> [Task to carry out] Look through the lines below and extract each one that contains "werkelijkheid".

(Data items)
[Start]
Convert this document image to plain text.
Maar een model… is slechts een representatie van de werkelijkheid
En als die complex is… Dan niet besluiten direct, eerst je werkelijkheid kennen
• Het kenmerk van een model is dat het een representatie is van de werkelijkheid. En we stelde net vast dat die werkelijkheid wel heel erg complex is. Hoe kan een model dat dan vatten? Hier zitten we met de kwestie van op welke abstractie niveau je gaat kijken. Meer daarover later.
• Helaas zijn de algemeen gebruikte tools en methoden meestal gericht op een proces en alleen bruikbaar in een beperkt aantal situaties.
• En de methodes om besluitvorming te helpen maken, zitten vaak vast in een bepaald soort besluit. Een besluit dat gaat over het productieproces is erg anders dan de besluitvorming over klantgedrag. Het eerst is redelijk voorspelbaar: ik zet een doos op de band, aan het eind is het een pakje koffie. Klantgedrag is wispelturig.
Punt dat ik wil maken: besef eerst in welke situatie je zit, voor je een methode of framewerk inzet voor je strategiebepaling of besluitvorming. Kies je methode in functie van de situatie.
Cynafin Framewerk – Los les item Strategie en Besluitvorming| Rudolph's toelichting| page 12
[End]
> [Result of this exercise]
Maar een model… is slechts een representatie van de werkelijkheid
En als die complex is… Dan niet besluiten direct, eerst je werkelijkheid kennen
• Het kenmerk van een model is dat het een representatie is van de werkelijkheid. En we stelde net vast dat die werkelijkheid wel heel erg complex is. Hoe kan een model dat dan vatten? Hier zitten we met de kwestie van op welke abstractie niveau je gaat kijken. Meer daarover later.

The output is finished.